■ MATERIALS PROVIDED:
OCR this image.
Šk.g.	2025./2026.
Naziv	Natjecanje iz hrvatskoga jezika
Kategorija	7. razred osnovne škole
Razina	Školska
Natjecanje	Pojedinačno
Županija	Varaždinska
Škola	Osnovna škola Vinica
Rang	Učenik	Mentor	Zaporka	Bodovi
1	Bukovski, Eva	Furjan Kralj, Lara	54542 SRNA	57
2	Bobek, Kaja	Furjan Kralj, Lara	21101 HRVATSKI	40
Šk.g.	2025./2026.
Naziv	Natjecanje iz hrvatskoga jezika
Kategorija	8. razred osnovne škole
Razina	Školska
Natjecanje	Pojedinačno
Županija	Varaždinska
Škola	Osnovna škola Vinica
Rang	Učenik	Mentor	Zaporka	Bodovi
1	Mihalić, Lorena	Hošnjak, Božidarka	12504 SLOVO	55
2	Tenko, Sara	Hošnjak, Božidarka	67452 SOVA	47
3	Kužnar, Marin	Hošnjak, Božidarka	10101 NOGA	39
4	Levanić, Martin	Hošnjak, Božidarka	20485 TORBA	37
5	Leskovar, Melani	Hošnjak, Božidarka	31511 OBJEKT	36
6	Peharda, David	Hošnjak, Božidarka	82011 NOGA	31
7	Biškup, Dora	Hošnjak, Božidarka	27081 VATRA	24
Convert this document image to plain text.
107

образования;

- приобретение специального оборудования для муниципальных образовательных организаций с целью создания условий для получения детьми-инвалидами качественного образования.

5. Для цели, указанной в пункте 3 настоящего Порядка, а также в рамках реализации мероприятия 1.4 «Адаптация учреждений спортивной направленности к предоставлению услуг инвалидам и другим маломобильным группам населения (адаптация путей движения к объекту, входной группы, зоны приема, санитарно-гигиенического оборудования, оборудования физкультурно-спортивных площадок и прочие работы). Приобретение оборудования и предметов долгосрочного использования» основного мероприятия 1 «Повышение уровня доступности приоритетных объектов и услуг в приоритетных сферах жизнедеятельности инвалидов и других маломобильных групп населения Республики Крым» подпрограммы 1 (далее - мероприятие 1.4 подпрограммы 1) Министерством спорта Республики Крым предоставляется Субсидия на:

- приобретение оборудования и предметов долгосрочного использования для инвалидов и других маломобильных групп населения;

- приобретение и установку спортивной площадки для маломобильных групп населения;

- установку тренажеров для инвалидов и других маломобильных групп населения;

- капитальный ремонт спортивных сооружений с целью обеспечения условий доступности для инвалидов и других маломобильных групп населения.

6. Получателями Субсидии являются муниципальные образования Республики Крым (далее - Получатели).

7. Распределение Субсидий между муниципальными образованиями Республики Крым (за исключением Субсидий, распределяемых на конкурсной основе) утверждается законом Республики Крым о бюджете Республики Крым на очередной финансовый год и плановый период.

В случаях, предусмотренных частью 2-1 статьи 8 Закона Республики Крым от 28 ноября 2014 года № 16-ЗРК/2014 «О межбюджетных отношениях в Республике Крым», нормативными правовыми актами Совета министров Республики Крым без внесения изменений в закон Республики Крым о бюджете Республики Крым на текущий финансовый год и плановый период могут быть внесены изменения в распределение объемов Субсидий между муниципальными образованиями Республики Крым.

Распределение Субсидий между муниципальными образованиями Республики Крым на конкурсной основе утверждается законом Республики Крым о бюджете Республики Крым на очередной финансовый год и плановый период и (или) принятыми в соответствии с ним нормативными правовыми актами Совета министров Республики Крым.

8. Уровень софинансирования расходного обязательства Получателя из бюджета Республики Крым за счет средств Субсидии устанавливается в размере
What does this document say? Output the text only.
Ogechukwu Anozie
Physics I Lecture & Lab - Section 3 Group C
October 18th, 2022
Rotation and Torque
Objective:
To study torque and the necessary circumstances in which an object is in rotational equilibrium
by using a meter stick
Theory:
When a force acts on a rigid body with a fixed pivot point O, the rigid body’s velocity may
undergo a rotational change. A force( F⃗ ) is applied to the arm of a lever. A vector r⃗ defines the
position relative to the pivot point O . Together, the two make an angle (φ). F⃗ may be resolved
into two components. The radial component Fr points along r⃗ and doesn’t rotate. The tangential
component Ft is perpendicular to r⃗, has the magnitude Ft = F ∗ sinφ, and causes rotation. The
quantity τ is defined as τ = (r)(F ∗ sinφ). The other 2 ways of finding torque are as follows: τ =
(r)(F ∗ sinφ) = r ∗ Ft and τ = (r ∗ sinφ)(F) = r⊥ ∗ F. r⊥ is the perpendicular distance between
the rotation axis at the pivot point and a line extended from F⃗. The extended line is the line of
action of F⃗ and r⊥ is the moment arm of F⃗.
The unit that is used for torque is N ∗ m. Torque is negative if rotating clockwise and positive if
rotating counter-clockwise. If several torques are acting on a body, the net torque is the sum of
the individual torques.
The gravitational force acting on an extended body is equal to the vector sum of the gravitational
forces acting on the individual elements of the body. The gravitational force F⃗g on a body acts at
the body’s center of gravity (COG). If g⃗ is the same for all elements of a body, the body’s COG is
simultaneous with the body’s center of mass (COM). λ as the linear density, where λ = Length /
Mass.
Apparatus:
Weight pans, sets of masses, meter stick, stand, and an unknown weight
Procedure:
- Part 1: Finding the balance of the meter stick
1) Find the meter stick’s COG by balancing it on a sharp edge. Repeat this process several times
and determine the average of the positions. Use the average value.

* * *

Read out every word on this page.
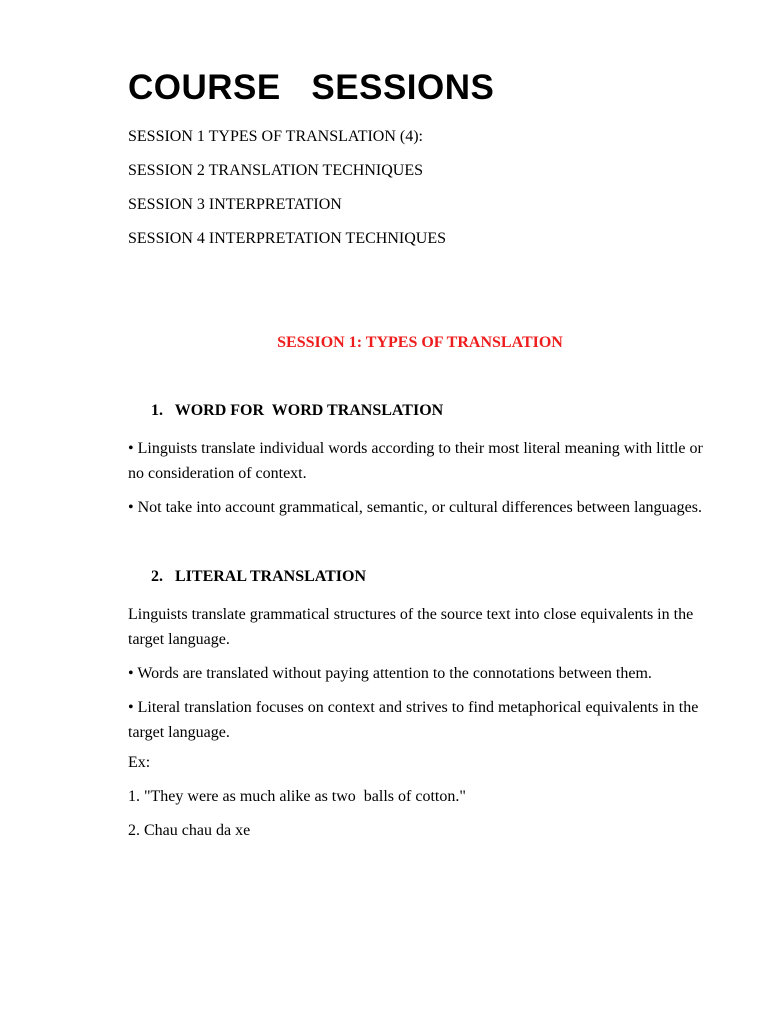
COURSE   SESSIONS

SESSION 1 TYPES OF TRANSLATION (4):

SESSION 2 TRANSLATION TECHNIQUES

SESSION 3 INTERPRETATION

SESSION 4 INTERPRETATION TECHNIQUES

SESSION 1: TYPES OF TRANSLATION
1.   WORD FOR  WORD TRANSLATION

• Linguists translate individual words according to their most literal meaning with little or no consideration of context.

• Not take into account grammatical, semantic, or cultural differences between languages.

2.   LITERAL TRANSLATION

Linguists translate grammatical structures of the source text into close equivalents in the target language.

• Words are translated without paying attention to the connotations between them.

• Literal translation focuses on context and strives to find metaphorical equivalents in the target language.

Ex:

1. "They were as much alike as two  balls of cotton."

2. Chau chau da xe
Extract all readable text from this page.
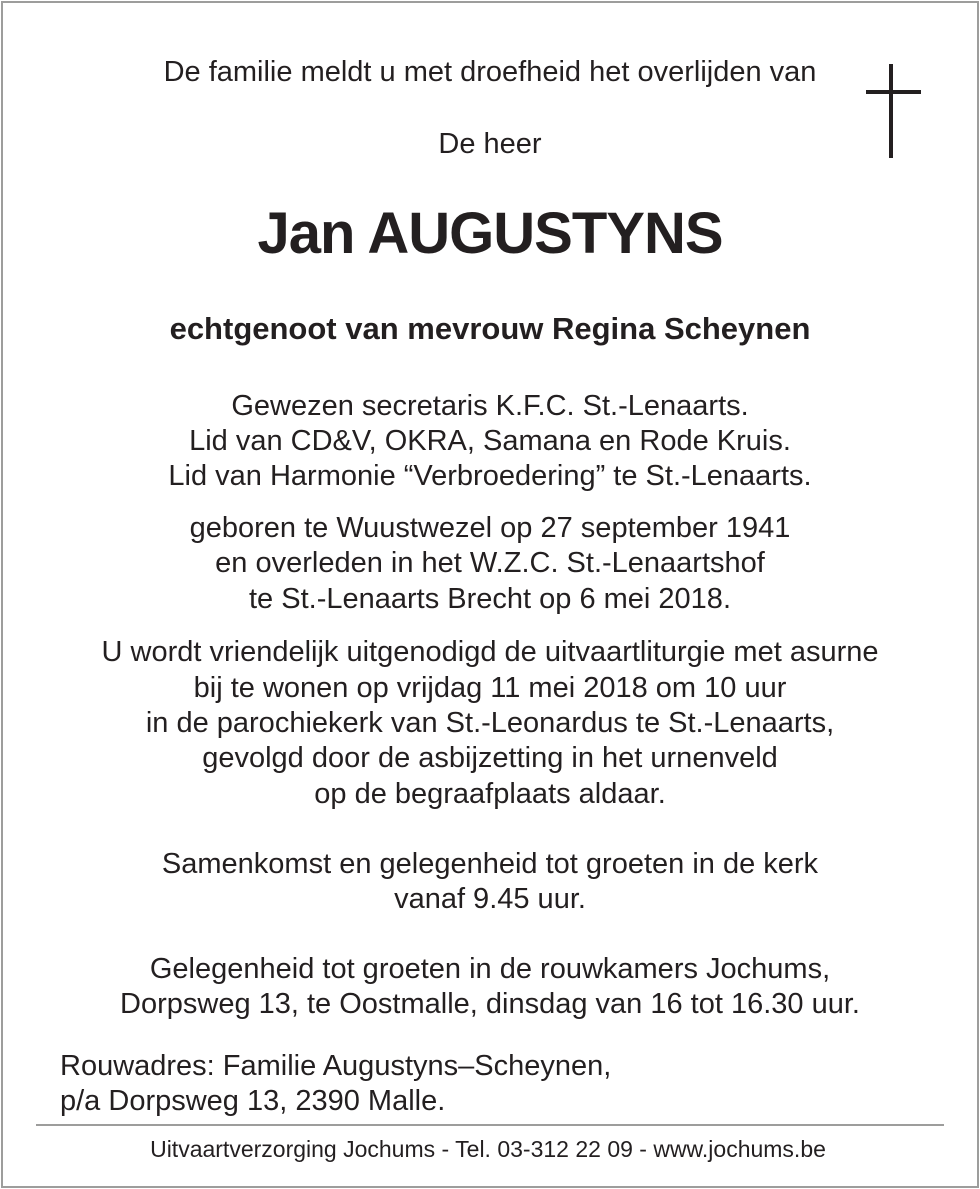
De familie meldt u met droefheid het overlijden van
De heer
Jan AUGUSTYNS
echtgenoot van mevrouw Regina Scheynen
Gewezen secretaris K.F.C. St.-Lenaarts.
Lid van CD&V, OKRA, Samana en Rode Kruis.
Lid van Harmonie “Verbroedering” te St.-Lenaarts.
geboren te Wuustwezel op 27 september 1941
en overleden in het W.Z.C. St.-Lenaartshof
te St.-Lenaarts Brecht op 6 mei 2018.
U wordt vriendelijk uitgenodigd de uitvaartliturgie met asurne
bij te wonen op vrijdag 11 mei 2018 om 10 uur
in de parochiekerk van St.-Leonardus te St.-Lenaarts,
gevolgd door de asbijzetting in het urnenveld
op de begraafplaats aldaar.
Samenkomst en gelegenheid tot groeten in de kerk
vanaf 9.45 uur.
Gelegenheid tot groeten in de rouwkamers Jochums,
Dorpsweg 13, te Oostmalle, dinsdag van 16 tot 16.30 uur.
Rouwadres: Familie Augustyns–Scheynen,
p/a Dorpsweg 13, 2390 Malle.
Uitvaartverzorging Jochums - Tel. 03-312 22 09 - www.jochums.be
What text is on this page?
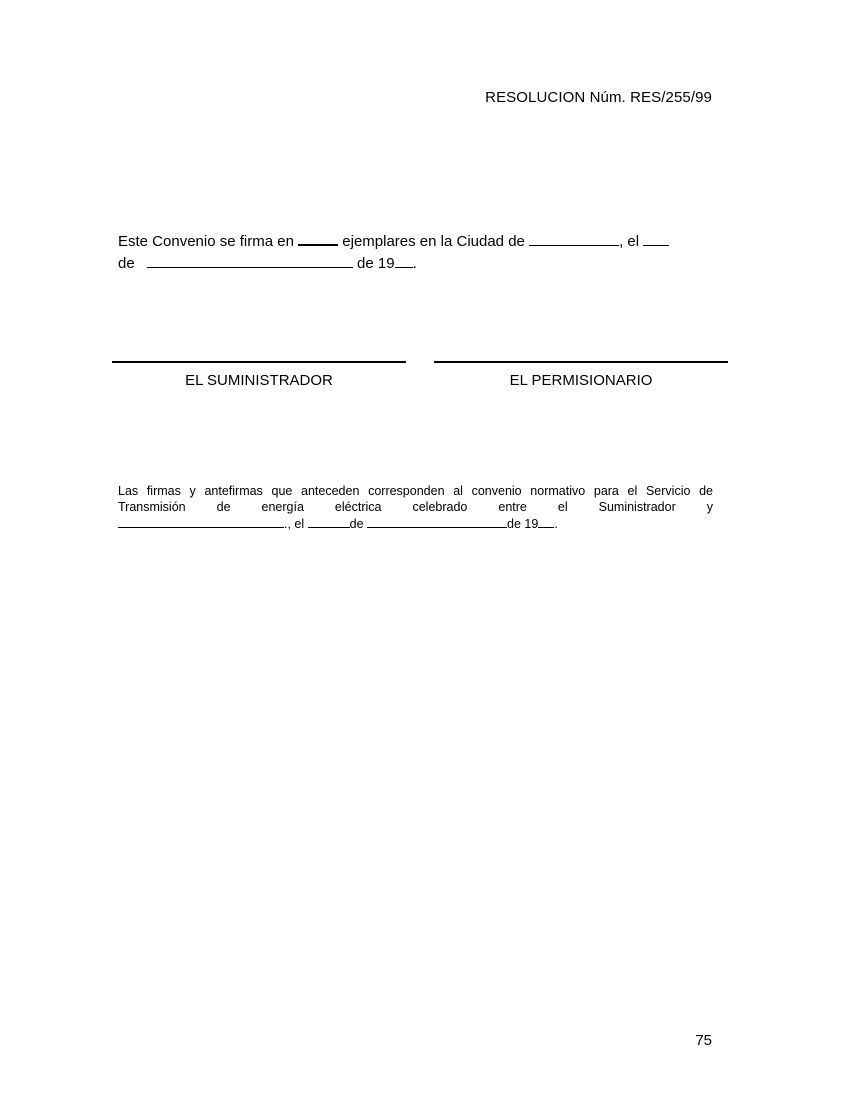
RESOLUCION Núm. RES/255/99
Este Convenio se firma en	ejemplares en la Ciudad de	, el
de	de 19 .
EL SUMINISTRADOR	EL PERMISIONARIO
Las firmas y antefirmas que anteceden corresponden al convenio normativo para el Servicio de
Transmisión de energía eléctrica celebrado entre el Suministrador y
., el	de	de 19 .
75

--

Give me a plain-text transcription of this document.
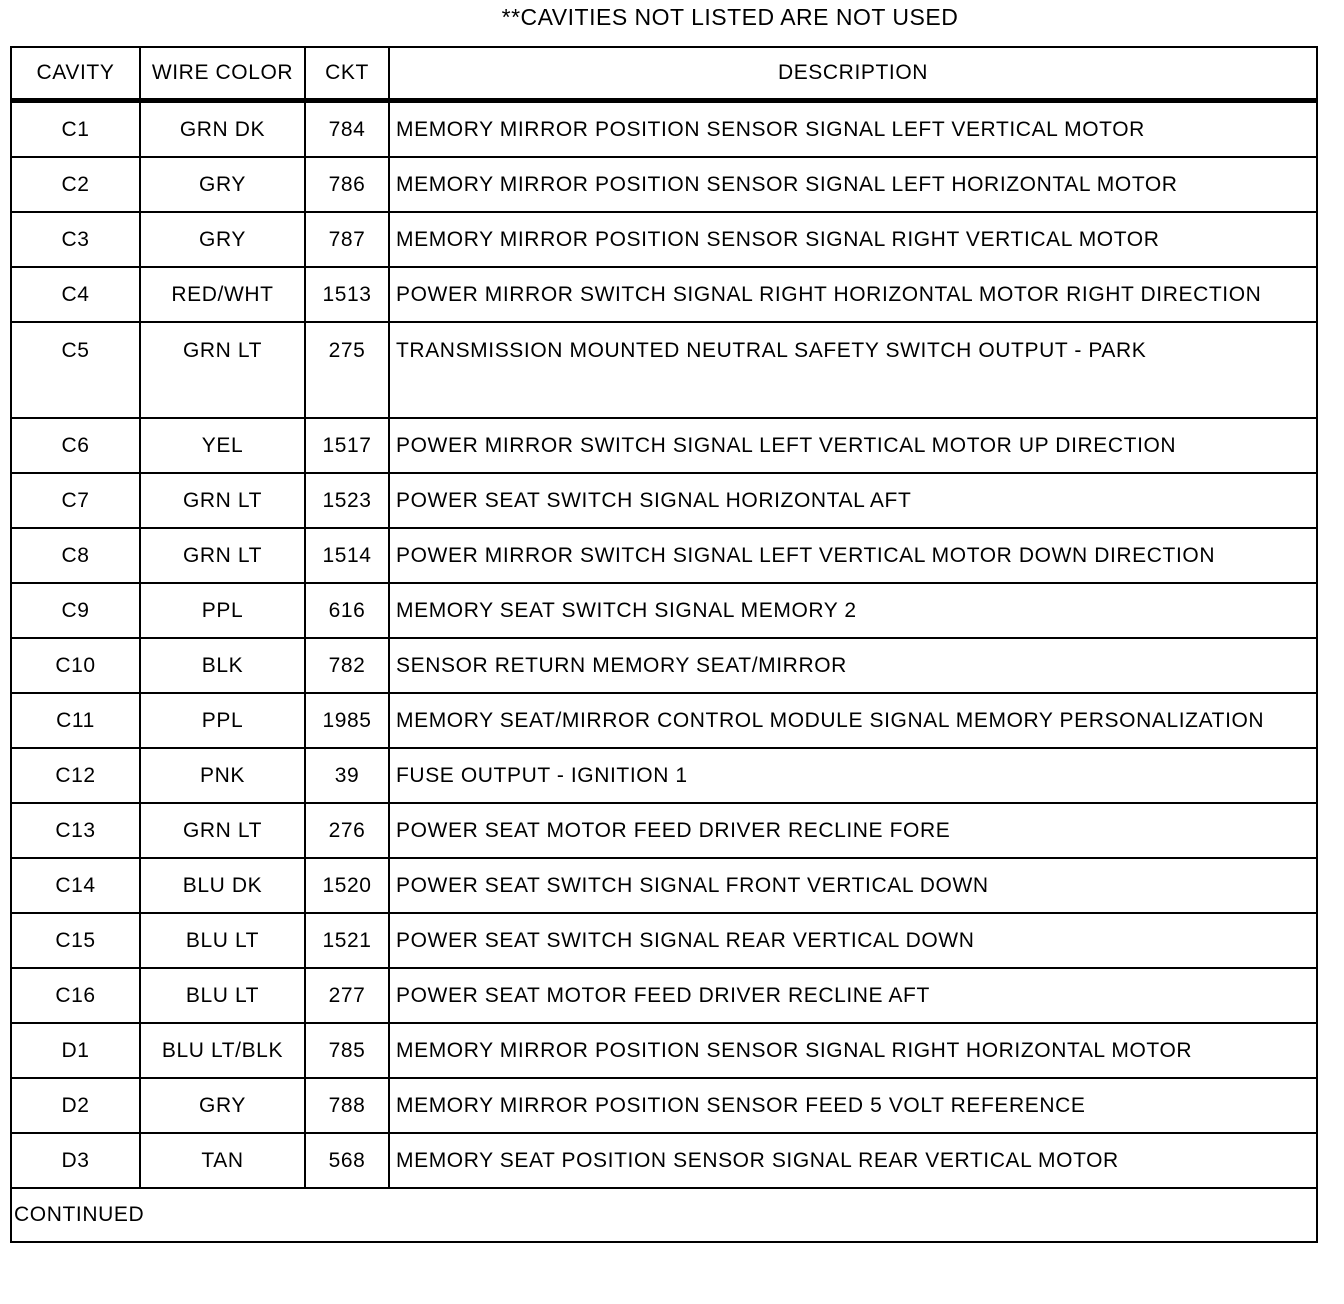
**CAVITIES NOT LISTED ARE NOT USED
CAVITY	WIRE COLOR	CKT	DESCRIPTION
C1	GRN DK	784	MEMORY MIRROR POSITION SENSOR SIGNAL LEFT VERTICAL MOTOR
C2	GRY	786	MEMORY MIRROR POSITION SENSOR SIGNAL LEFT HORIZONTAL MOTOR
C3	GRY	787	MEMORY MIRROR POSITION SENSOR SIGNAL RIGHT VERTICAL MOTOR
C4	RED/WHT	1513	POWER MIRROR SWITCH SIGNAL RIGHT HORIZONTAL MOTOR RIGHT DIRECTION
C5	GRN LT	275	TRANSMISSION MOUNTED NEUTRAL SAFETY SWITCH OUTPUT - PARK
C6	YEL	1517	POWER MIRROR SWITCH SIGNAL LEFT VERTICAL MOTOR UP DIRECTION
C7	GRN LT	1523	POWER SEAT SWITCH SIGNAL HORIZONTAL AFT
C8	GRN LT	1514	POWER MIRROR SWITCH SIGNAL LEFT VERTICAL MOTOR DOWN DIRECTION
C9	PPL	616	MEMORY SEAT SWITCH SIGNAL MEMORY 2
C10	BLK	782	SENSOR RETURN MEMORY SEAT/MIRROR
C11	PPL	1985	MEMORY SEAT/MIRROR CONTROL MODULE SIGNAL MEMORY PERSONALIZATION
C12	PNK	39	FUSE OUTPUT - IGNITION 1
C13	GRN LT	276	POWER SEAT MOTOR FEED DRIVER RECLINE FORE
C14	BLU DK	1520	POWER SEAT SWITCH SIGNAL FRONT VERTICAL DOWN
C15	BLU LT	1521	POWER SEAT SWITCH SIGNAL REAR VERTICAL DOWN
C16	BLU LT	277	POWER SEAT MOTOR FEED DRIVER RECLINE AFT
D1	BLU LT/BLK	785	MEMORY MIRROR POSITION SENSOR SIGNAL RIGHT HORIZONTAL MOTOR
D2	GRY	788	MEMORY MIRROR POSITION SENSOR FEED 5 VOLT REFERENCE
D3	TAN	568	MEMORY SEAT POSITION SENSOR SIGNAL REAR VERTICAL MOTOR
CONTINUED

■ EXERCISE PROMPT: Search the entries for the word "Jochums" and gather every line where it appears.

■ FINAL RESULT:
Gelegenheid tot groeten in de rouwkamers Jochums,
Uitvaartverzorging Jochums - Tel. 03-312 22 09 - www.jochums.be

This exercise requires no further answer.